Figure record listings
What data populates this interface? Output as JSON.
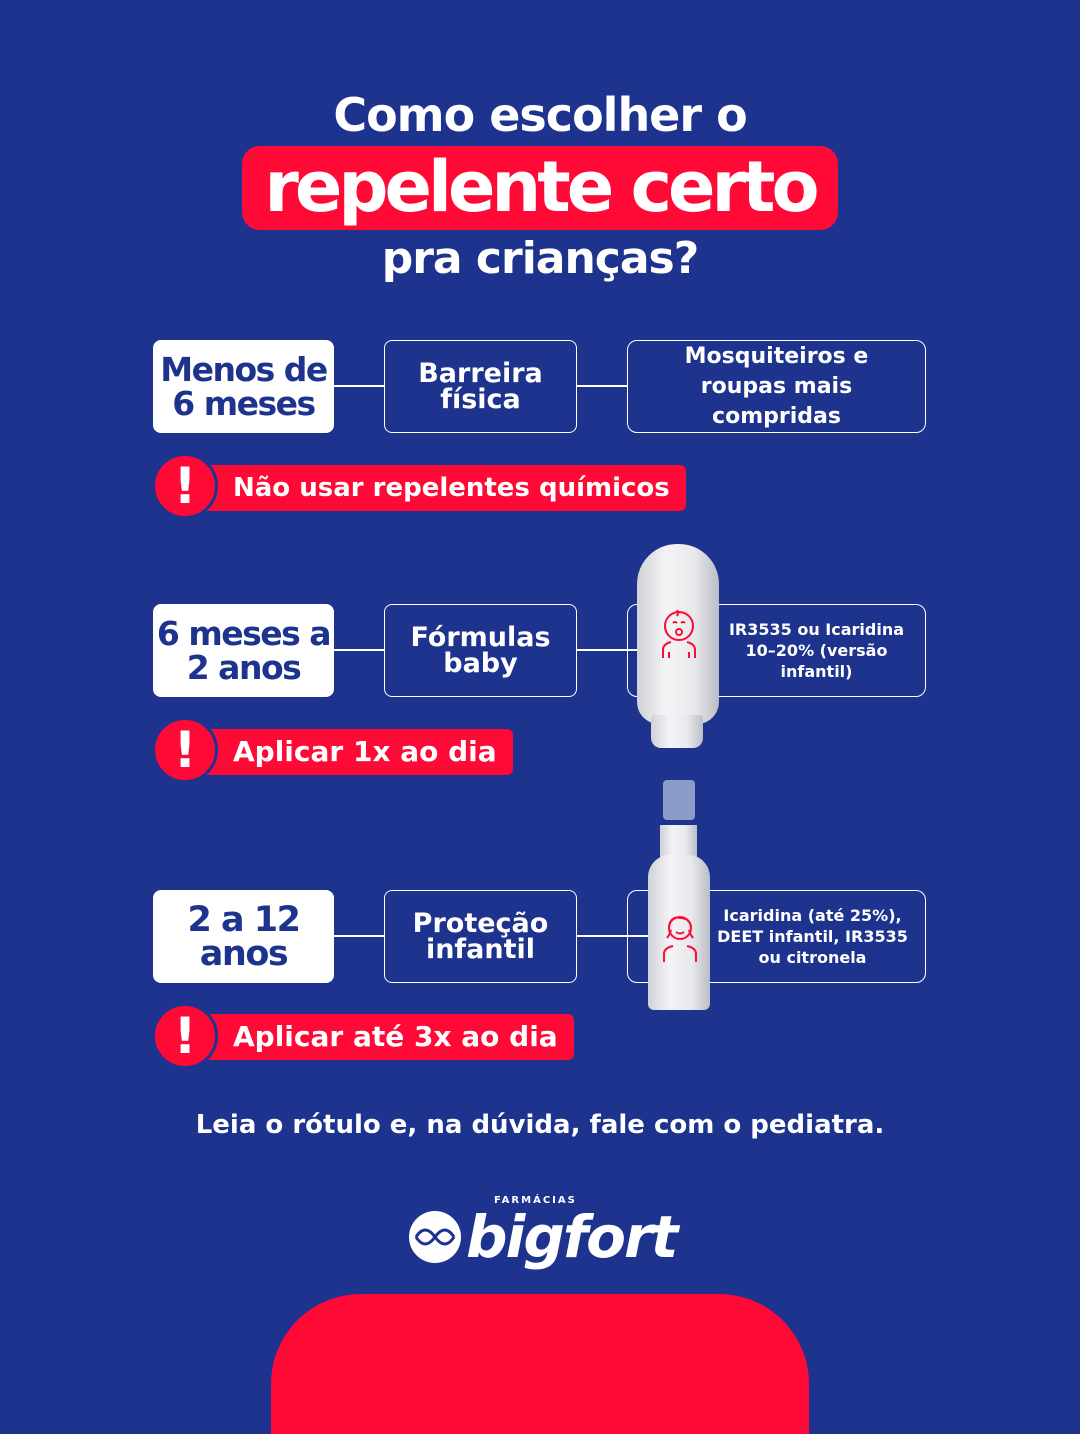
{
  "title": {
    "line1": "Como escolher o",
    "highlight": "repelente certo",
    "line3": "pra crianças?"
  },
  "rows": [
    {
      "age": "Menos de 6 meses",
      "type": "Barreira física",
      "detail": "Mosquiteiros e roupas mais compridas",
      "alert": "Não usar repelentes químicos"
    },
    {
      "age": "6 meses a 2 anos",
      "type": "Fórmulas baby",
      "detail": "IR3535 ou Icaridina 10–20% (versão infantil)",
      "alert": "Aplicar 1x ao dia",
      "icon": "baby-icon"
    },
    {
      "age": "2 a 12 anos",
      "type": "Proteção infantil",
      "detail": "Icaridina (até 25%), DEET infantil, IR3535 ou citronela",
      "alert": "Aplicar até 3x ao dia",
      "icon": "child-icon"
    }
  ],
  "footer": "Leia o rótulo e, na dúvida, fale com o pediatra.",
  "logo": {
    "small": "FARMÁCIAS",
    "name": "bigfort"
  },
  "colors": {
    "background": "#1d338e",
    "accent": "#ff0a36"
  }
}
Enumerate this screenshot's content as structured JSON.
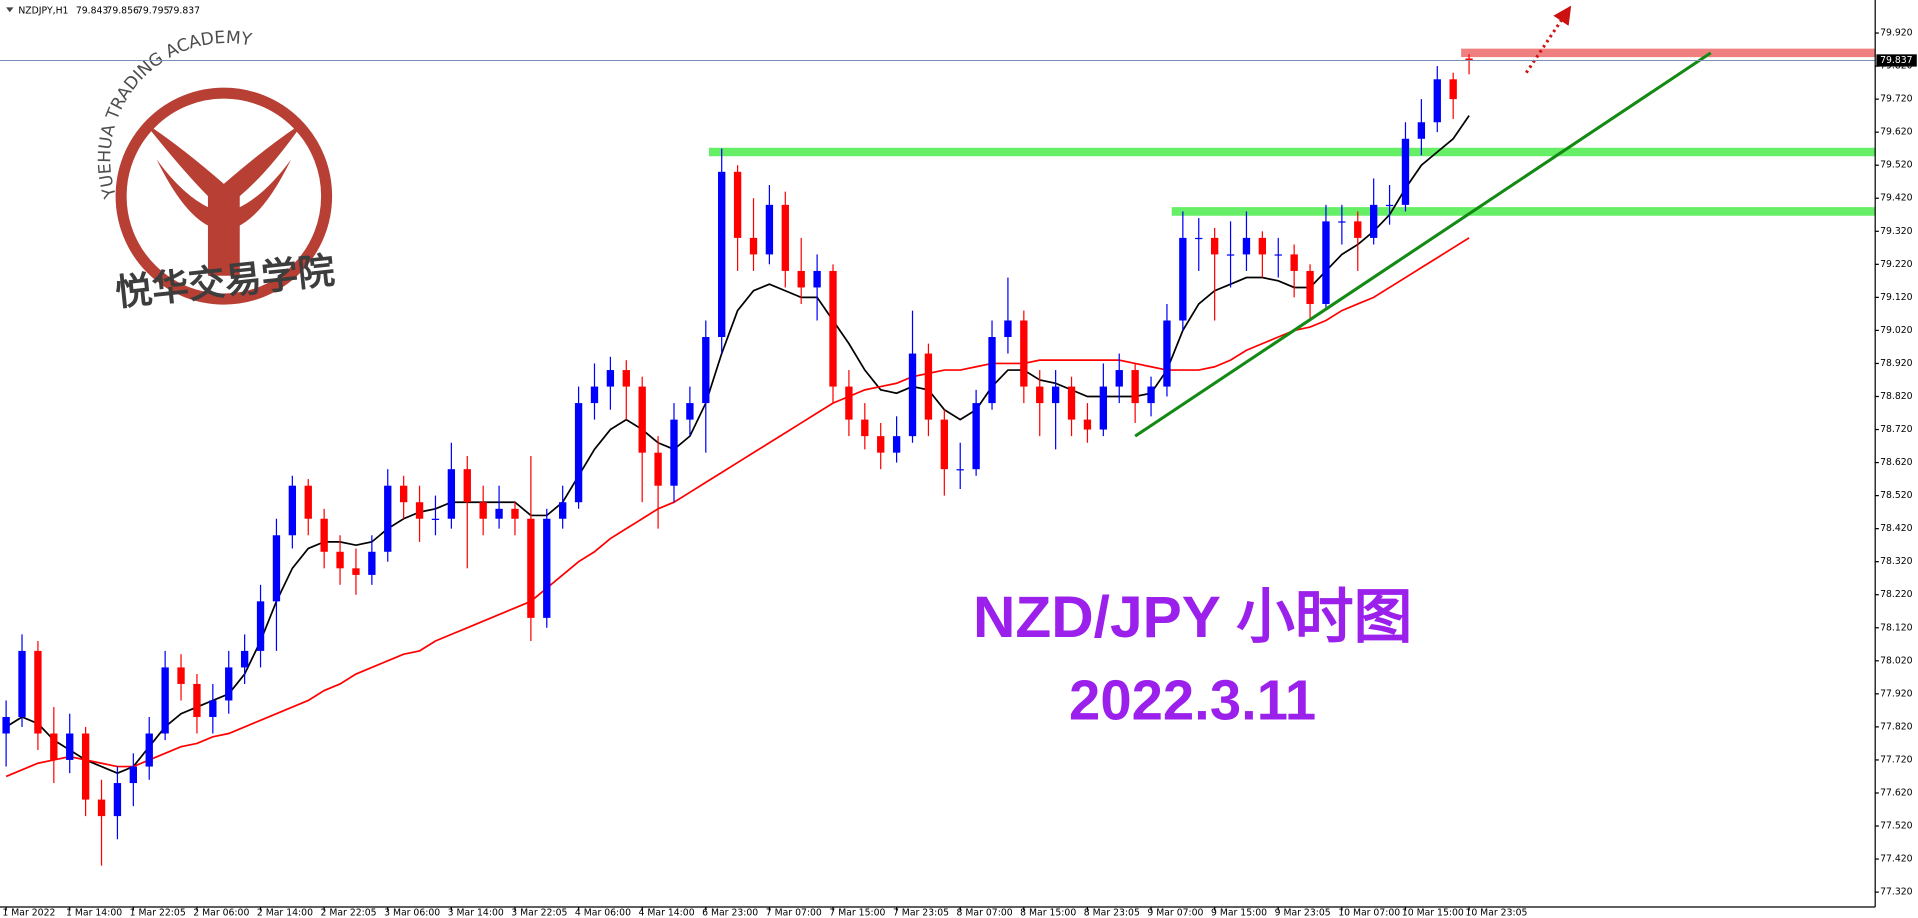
{
  "chart_data": {
    "type": "candlestick",
    "symbol": "NZDJPY,H1",
    "title": "NZD/JPY 小时图",
    "subtitle": "2022.3.11",
    "logo_text": "YUEHUA TRADING ACADEMY",
    "logo_name": "悦华交易学院",
    "up_color": "#0000ff",
    "down_color": "#ff0000",
    "categories": [
      "1 Mar 2022",
      null,
      null,
      null,
      "1 Mar 14:00",
      null,
      null,
      null,
      "1 Mar 22:05",
      null,
      null,
      null,
      "2 Mar 06:00",
      null,
      null,
      null,
      "2 Mar 14:00",
      null,
      null,
      null,
      "2 Mar 22:05",
      null,
      null,
      null,
      "3 Mar 06:00",
      null,
      null,
      null,
      "3 Mar 14:00",
      null,
      null,
      null,
      "3 Mar 22:05",
      null,
      null,
      null,
      "4 Mar 06:00",
      null,
      null,
      null,
      "4 Mar 14:00",
      null,
      null,
      null,
      "6 Mar 23:00",
      null,
      null,
      null,
      "7 Mar 07:00",
      null,
      null,
      null,
      "7 Mar 15:00",
      null,
      null,
      null,
      "7 Mar 23:05",
      null,
      null,
      null,
      "8 Mar 07:00",
      null,
      null,
      null,
      "8 Mar 15:00",
      null,
      null,
      null,
      "8 Mar 23:05",
      null,
      null,
      null,
      "9 Mar 07:00",
      null,
      null,
      null,
      "9 Mar 15:00",
      null,
      null,
      null,
      "9 Mar 23:05",
      null,
      null,
      null,
      "10 Mar 07:00",
      null,
      null,
      null,
      "10 Mar 15:00",
      null,
      null,
      null,
      "10 Mar 23:05"
    ],
    "ohlc": [
      [
        77.8,
        77.9,
        77.7,
        77.85
      ],
      [
        77.85,
        78.1,
        77.82,
        78.05
      ],
      [
        78.05,
        78.08,
        77.75,
        77.8
      ],
      [
        77.8,
        77.88,
        77.65,
        77.72
      ],
      [
        77.72,
        77.86,
        77.68,
        77.8
      ],
      [
        77.8,
        77.82,
        77.55,
        77.6
      ],
      [
        77.6,
        77.66,
        77.4,
        77.55
      ],
      [
        77.55,
        77.7,
        77.48,
        77.65
      ],
      [
        77.65,
        77.74,
        77.58,
        77.7
      ],
      [
        77.7,
        77.85,
        77.66,
        77.8
      ],
      [
        77.8,
        78.05,
        77.78,
        78.0
      ],
      [
        78.0,
        78.04,
        77.9,
        77.95
      ],
      [
        77.95,
        77.98,
        77.8,
        77.85
      ],
      [
        77.85,
        77.95,
        77.8,
        77.9
      ],
      [
        77.9,
        78.05,
        77.86,
        78.0
      ],
      [
        78.0,
        78.1,
        77.95,
        78.05
      ],
      [
        78.05,
        78.25,
        78.0,
        78.2
      ],
      [
        78.2,
        78.45,
        78.05,
        78.4
      ],
      [
        78.4,
        78.58,
        78.36,
        78.55
      ],
      [
        78.55,
        78.57,
        78.4,
        78.45
      ],
      [
        78.45,
        78.48,
        78.3,
        78.35
      ],
      [
        78.35,
        78.4,
        78.25,
        78.3
      ],
      [
        78.3,
        78.36,
        78.22,
        78.28
      ],
      [
        78.28,
        78.4,
        78.25,
        78.35
      ],
      [
        78.35,
        78.6,
        78.32,
        78.55
      ],
      [
        78.55,
        78.58,
        78.45,
        78.5
      ],
      [
        78.5,
        78.55,
        78.38,
        78.45
      ],
      [
        78.45,
        78.52,
        78.4,
        78.45
      ],
      [
        78.45,
        78.68,
        78.42,
        78.6
      ],
      [
        78.6,
        78.64,
        78.3,
        78.5
      ],
      [
        78.5,
        78.55,
        78.4,
        78.45
      ],
      [
        78.45,
        78.55,
        78.42,
        78.48
      ],
      [
        78.48,
        78.5,
        78.4,
        78.45
      ],
      [
        78.45,
        78.64,
        78.08,
        78.15
      ],
      [
        78.15,
        78.48,
        78.12,
        78.45
      ],
      [
        78.45,
        78.55,
        78.42,
        78.5
      ],
      [
        78.5,
        78.85,
        78.48,
        78.8
      ],
      [
        78.8,
        78.92,
        78.75,
        78.85
      ],
      [
        78.85,
        78.94,
        78.78,
        78.9
      ],
      [
        78.9,
        78.93,
        78.75,
        78.85
      ],
      [
        78.85,
        78.88,
        78.5,
        78.65
      ],
      [
        78.65,
        78.7,
        78.42,
        78.55
      ],
      [
        78.55,
        78.8,
        78.5,
        78.75
      ],
      [
        78.75,
        78.85,
        78.7,
        78.8
      ],
      [
        78.8,
        79.05,
        78.65,
        79.0
      ],
      [
        79.0,
        79.57,
        78.95,
        79.5
      ],
      [
        79.5,
        79.52,
        79.2,
        79.3
      ],
      [
        79.3,
        79.42,
        79.2,
        79.25
      ],
      [
        79.25,
        79.46,
        79.22,
        79.4
      ],
      [
        79.4,
        79.44,
        79.15,
        79.2
      ],
      [
        79.2,
        79.3,
        79.1,
        79.15
      ],
      [
        79.15,
        79.25,
        79.05,
        79.2
      ],
      [
        79.2,
        79.22,
        78.8,
        78.85
      ],
      [
        78.85,
        78.9,
        78.7,
        78.75
      ],
      [
        78.75,
        78.8,
        78.66,
        78.7
      ],
      [
        78.7,
        78.74,
        78.6,
        78.65
      ],
      [
        78.65,
        78.76,
        78.62,
        78.7
      ],
      [
        78.7,
        79.08,
        78.68,
        78.95
      ],
      [
        78.95,
        78.98,
        78.7,
        78.75
      ],
      [
        78.75,
        78.78,
        78.52,
        78.6
      ],
      [
        78.6,
        78.68,
        78.54,
        78.6
      ],
      [
        78.6,
        78.84,
        78.58,
        78.8
      ],
      [
        78.8,
        79.05,
        78.78,
        79.0
      ],
      [
        79.0,
        79.18,
        78.95,
        79.05
      ],
      [
        79.05,
        79.08,
        78.8,
        78.85
      ],
      [
        78.85,
        78.9,
        78.7,
        78.8
      ],
      [
        78.8,
        78.9,
        78.66,
        78.85
      ],
      [
        78.85,
        78.88,
        78.7,
        78.75
      ],
      [
        78.75,
        78.8,
        78.68,
        78.72
      ],
      [
        78.72,
        78.92,
        78.7,
        78.85
      ],
      [
        78.85,
        78.95,
        78.8,
        78.9
      ],
      [
        78.9,
        78.92,
        78.74,
        78.8
      ],
      [
        78.8,
        78.88,
        78.76,
        78.85
      ],
      [
        78.85,
        79.1,
        78.82,
        79.05
      ],
      [
        79.05,
        79.38,
        79.02,
        79.3
      ],
      [
        79.3,
        79.36,
        79.2,
        79.3
      ],
      [
        79.3,
        79.33,
        79.05,
        79.25
      ],
      [
        79.25,
        79.35,
        79.15,
        79.25
      ],
      [
        79.25,
        79.38,
        79.2,
        79.3
      ],
      [
        79.3,
        79.32,
        79.18,
        79.25
      ],
      [
        79.25,
        79.3,
        79.18,
        79.25
      ],
      [
        79.25,
        79.28,
        79.12,
        79.2
      ],
      [
        79.2,
        79.22,
        79.05,
        79.1
      ],
      [
        79.1,
        79.4,
        79.08,
        79.35
      ],
      [
        79.35,
        79.4,
        79.28,
        79.35
      ],
      [
        79.35,
        79.38,
        79.2,
        79.3
      ],
      [
        79.3,
        79.48,
        79.28,
        79.4
      ],
      [
        79.4,
        79.46,
        79.34,
        79.4
      ],
      [
        79.4,
        79.65,
        79.38,
        79.6
      ],
      [
        79.6,
        79.72,
        79.55,
        79.65
      ],
      [
        79.65,
        79.82,
        79.62,
        79.78
      ],
      [
        79.78,
        79.8,
        79.66,
        79.72
      ],
      [
        79.843,
        79.856,
        79.795,
        79.837
      ]
    ],
    "series": [
      {
        "color": "#000000",
        "values": [
          77.82,
          77.85,
          77.83,
          77.78,
          77.75,
          77.72,
          77.7,
          77.68,
          77.7,
          77.76,
          77.82,
          77.86,
          77.88,
          77.9,
          77.92,
          77.98,
          78.08,
          78.2,
          78.3,
          78.36,
          78.38,
          78.38,
          78.37,
          78.38,
          78.42,
          78.45,
          78.47,
          78.48,
          78.5,
          78.5,
          78.5,
          78.5,
          78.5,
          78.46,
          78.46,
          78.5,
          78.58,
          78.66,
          78.72,
          78.75,
          78.72,
          78.68,
          78.66,
          78.7,
          78.8,
          78.95,
          79.08,
          79.14,
          79.16,
          79.14,
          79.12,
          79.12,
          79.05,
          78.98,
          78.9,
          78.84,
          78.83,
          78.85,
          78.84,
          78.78,
          78.75,
          78.78,
          78.85,
          78.9,
          78.9,
          78.87,
          78.86,
          78.84,
          78.82,
          78.82,
          78.82,
          78.82,
          78.83,
          78.9,
          79.02,
          79.1,
          79.14,
          79.16,
          79.18,
          79.18,
          79.17,
          79.15,
          79.15,
          79.2,
          79.25,
          79.28,
          79.32,
          79.37,
          79.45,
          79.52,
          79.56,
          79.6,
          79.67
        ]
      },
      {
        "color": "#ff0000",
        "values": [
          77.67,
          77.69,
          77.71,
          77.72,
          77.73,
          77.72,
          77.71,
          77.7,
          77.7,
          77.72,
          77.74,
          77.76,
          77.77,
          77.79,
          77.8,
          77.82,
          77.84,
          77.86,
          77.88,
          77.9,
          77.93,
          77.95,
          77.98,
          78.0,
          78.02,
          78.04,
          78.05,
          78.08,
          78.1,
          78.12,
          78.14,
          78.16,
          78.18,
          78.2,
          78.24,
          78.28,
          78.32,
          78.35,
          78.39,
          78.42,
          78.45,
          78.48,
          78.5,
          78.53,
          78.56,
          78.59,
          78.62,
          78.65,
          78.68,
          78.71,
          78.74,
          78.77,
          78.8,
          78.82,
          78.84,
          78.85,
          78.86,
          78.88,
          78.89,
          78.9,
          78.9,
          78.91,
          78.92,
          78.92,
          78.92,
          78.93,
          78.93,
          78.93,
          78.93,
          78.93,
          78.93,
          78.92,
          78.91,
          78.9,
          78.9,
          78.9,
          78.91,
          78.93,
          78.96,
          78.98,
          79.0,
          79.02,
          79.03,
          79.05,
          79.08,
          79.1,
          79.12,
          79.15,
          79.18,
          79.21,
          79.24,
          79.27,
          79.3
        ]
      }
    ],
    "levels": [
      {
        "value": 79.56,
        "from": 44.2,
        "color": "#66ee66"
      },
      {
        "value": 79.38,
        "from": 73.3,
        "color": "#66ee66"
      },
      {
        "value": 79.86,
        "from": 91.5,
        "color": "#f08080"
      }
    ],
    "trendline": {
      "x": [
        71,
        107.2
      ],
      "y": [
        78.7,
        79.86
      ],
      "color": "#138a13"
    },
    "arrow": {
      "x": [
        95.6,
        98.1
      ],
      "y": [
        79.8,
        79.98
      ],
      "color": "#cc1111"
    },
    "ylim": [
      77.275,
      80.02
    ],
    "yticks": [
      {
        "value": 77.32,
        "label": "77.320"
      },
      {
        "value": 77.42,
        "label": "77.420"
      },
      {
        "value": 77.52,
        "label": "77.520"
      },
      {
        "value": 77.62,
        "label": "77.620"
      },
      {
        "value": 77.72,
        "label": "77.720"
      },
      {
        "value": 77.82,
        "label": "77.820"
      },
      {
        "value": 77.92,
        "label": "77.920"
      },
      {
        "value": 78.02,
        "label": "78.020"
      },
      {
        "value": 78.12,
        "label": "78.120"
      },
      {
        "value": 78.22,
        "label": "78.220"
      },
      {
        "value": 78.32,
        "label": "78.320"
      },
      {
        "value": 78.42,
        "label": "78.420"
      },
      {
        "value": 78.52,
        "label": "78.520"
      },
      {
        "value": 78.62,
        "label": "78.620"
      },
      {
        "value": 78.72,
        "label": "78.720"
      },
      {
        "value": 78.82,
        "label": "78.820"
      },
      {
        "value": 78.92,
        "label": "78.920"
      },
      {
        "value": 79.02,
        "label": "79.020"
      },
      {
        "value": 79.12,
        "label": "79.120"
      },
      {
        "value": 79.22,
        "label": "79.220"
      },
      {
        "value": 79.32,
        "label": "79.320"
      },
      {
        "value": 79.42,
        "label": "79.420"
      },
      {
        "value": 79.52,
        "label": "79.520"
      },
      {
        "value": 79.62,
        "label": "79.620"
      },
      {
        "value": 79.72,
        "label": "79.720"
      },
      {
        "value": 79.82,
        "label": "79.820"
      },
      {
        "value": 79.92,
        "label": "79.920"
      }
    ],
    "grid": false
  }
}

_Work to do_
Look over the records above and copy each line that includes the string "JSON".

_Problem solution_
What data populates this interface? Output as JSON.
Enumerate this screenshot's content as structured JSON.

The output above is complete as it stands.